▶ _RECORDED DATA_
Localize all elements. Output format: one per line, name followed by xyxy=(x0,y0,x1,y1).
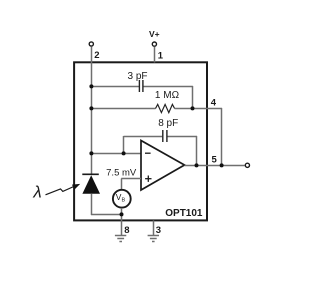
wire: + input horizontal from VB xyxy=(121,178,141,180)
wire: feedback row to pin 4 and outer elbow down xyxy=(175,108,222,110)
svg-text:8: 8 xyxy=(124,225,129,236)
wire: 3pF right drop to feedback node xyxy=(192,86,194,109)
wire: 3pF top branch horizontal xyxy=(92,86,140,88)
junction node: VB bottom / pin 8 xyxy=(120,212,124,216)
junction node: 8pF left on inverting wire xyxy=(122,151,126,155)
junction node: pin4/pin5 external join xyxy=(220,163,224,167)
wire: VB bottom to node xyxy=(121,208,123,215)
capacitor C2 8 pF plates xyxy=(163,130,167,142)
wire: inverting input row y=153 xyxy=(91,153,141,155)
ground symbol at pin 8 xyxy=(115,236,126,242)
junction node: 8pF right on output xyxy=(195,163,199,167)
wire: pin 3 lead down from package xyxy=(153,220,155,235)
svg-text:7.5 mV: 7.5 mV xyxy=(106,167,137,178)
wire: VB top riser xyxy=(121,179,123,190)
lambda light arrow xyxy=(46,184,81,195)
wire: bottom row to VB node xyxy=(91,214,122,216)
svg-text:8 pF: 8 pF xyxy=(158,118,178,129)
resistor R1 1 MOhm zigzag xyxy=(156,104,175,112)
wire: 8pF right drop to output xyxy=(196,136,198,166)
wire: 8pF top horizontal xyxy=(124,136,163,138)
svg-text:4: 4 xyxy=(211,97,217,108)
wire: pin 8 lead down through package xyxy=(121,215,123,236)
svg-text:5: 5 xyxy=(212,155,218,166)
voltage source VB circle xyxy=(113,190,131,208)
terminal output pin 5 (open circle) xyxy=(245,163,249,167)
junction node: 1M left xyxy=(89,106,93,110)
wire: V+ pin 1 lead xyxy=(154,47,156,63)
svg-text:B: B xyxy=(122,198,126,204)
photodiode D1 cathode bar xyxy=(82,173,99,175)
svg-text:3: 3 xyxy=(156,225,161,236)
svg-text:V+: V+ xyxy=(149,29,160,39)
junction node: feedback right (pin 4 inside) xyxy=(191,106,195,110)
junction node: inverting input left xyxy=(89,151,93,155)
photodiode D1 triangle (anode) xyxy=(82,175,100,194)
wire: feedback row y=108 left part xyxy=(92,108,156,110)
IC package outline U1 (OPT101) xyxy=(74,62,207,220)
svg-text:1 MΩ: 1 MΩ xyxy=(155,90,180,101)
capacitor C1 3 pF plates xyxy=(139,80,143,92)
op-amp minus symbol xyxy=(145,152,151,154)
svg-text:3 pF: 3 pF xyxy=(127,71,147,82)
ground symbol at pin 3 xyxy=(148,236,159,242)
wire: left column from pin 2 terminal down to photodiode cathode xyxy=(91,47,93,174)
terminal V+ (open circle) xyxy=(152,42,156,46)
svg-text:1: 1 xyxy=(158,50,164,61)
wire: output row y=165 to terminal xyxy=(185,165,245,167)
junction node: 3pF left xyxy=(89,84,93,88)
wire: 8pF left riser xyxy=(123,136,125,154)
wire: photodiode anode down xyxy=(91,193,93,215)
op-amp A1 triangle xyxy=(141,141,185,191)
svg-text:λ: λ xyxy=(32,183,41,202)
svg-text:OPT101: OPT101 xyxy=(165,208,203,219)
svg-text:2: 2 xyxy=(94,50,99,61)
terminal pin 2 (open circle) xyxy=(89,42,93,46)
op-amp plus symbol xyxy=(145,176,151,182)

▶ _DO THIS_
Quote the records above line for line, without the picture.

▶ _TASK OUTPUT_
Localize all elements. Output format: one per line, name followed by xyxy=(x0,y0,x1,y1).
wire: + input horizontal from VB xyxy=(121,178,141,180)
wire: feedback row to pin 4 and outer elbow down xyxy=(175,108,222,110)
svg-text:8: 8 xyxy=(124,225,129,236)
wire: 3pF right drop to feedback node xyxy=(192,86,194,109)
wire: 3pF top branch horizontal xyxy=(92,86,140,88)
junction node: VB bottom / pin 8 xyxy=(120,212,124,216)
junction node: 8pF left on inverting wire xyxy=(122,151,126,155)
junction node: pin4/pin5 external join xyxy=(220,163,224,167)
wire: VB bottom to node xyxy=(121,208,123,215)
capacitor C2 8 pF plates xyxy=(163,130,167,142)
wire: inverting input row y=153 xyxy=(91,153,141,155)
ground symbol at pin 8 xyxy=(115,236,126,242)
junction node: 8pF right on output xyxy=(195,163,199,167)
wire: pin 3 lead down from package xyxy=(153,220,155,235)
svg-text:7.5 mV: 7.5 mV xyxy=(106,167,137,178)
wire: VB top riser xyxy=(121,179,123,190)
lambda light arrow xyxy=(46,184,81,195)
wire: bottom row to VB node xyxy=(91,214,122,216)
svg-text:8 pF: 8 pF xyxy=(158,118,178,129)
resistor R1 1 MOhm zigzag xyxy=(156,104,175,112)
wire: 8pF right drop to output xyxy=(196,136,198,166)
wire: 8pF top horizontal xyxy=(124,136,163,138)
svg-text:4: 4 xyxy=(211,97,217,108)
wire: pin 8 lead down through package xyxy=(121,215,123,236)
svg-text:5: 5 xyxy=(212,155,218,166)
voltage source VB circle xyxy=(113,190,131,208)
terminal output pin 5 (open circle) xyxy=(245,163,249,167)
junction node: 1M left xyxy=(89,106,93,110)
wire: V+ pin 1 lead xyxy=(154,47,156,63)
svg-text:B: B xyxy=(122,198,126,204)
photodiode D1 cathode bar xyxy=(82,173,99,175)
svg-text:3: 3 xyxy=(156,225,161,236)
svg-text:V+: V+ xyxy=(149,29,160,39)
junction node: feedback right (pin 4 inside) xyxy=(191,106,195,110)
junction node: inverting input left xyxy=(89,151,93,155)
photodiode D1 triangle (anode) xyxy=(82,175,100,194)
wire: feedback row y=108 left part xyxy=(92,108,156,110)
IC package outline U1 (OPT101) xyxy=(74,62,207,220)
svg-text:1 MΩ: 1 MΩ xyxy=(155,90,180,101)
capacitor C1 3 pF plates xyxy=(139,80,143,92)
op-amp minus symbol xyxy=(145,152,151,154)
svg-text:3 pF: 3 pF xyxy=(127,71,147,82)
ground symbol at pin 3 xyxy=(148,236,159,242)
wire: left column from pin 2 terminal down to photodiode cathode xyxy=(91,47,93,174)
terminal V+ (open circle) xyxy=(152,42,156,46)
svg-text:1: 1 xyxy=(158,50,164,61)
wire: output row y=165 to terminal xyxy=(185,165,245,167)
junction node: 3pF left xyxy=(89,84,93,88)
wire: 8pF left riser xyxy=(123,136,125,154)
wire: photodiode anode down xyxy=(91,193,93,215)
op-amp A1 triangle xyxy=(141,141,185,191)
svg-text:λ: λ xyxy=(32,183,41,202)
svg-text:OPT101: OPT101 xyxy=(165,208,203,219)
svg-text:2: 2 xyxy=(94,50,99,61)
terminal pin 2 (open circle) xyxy=(89,42,93,46)
op-amp plus symbol xyxy=(145,176,151,182)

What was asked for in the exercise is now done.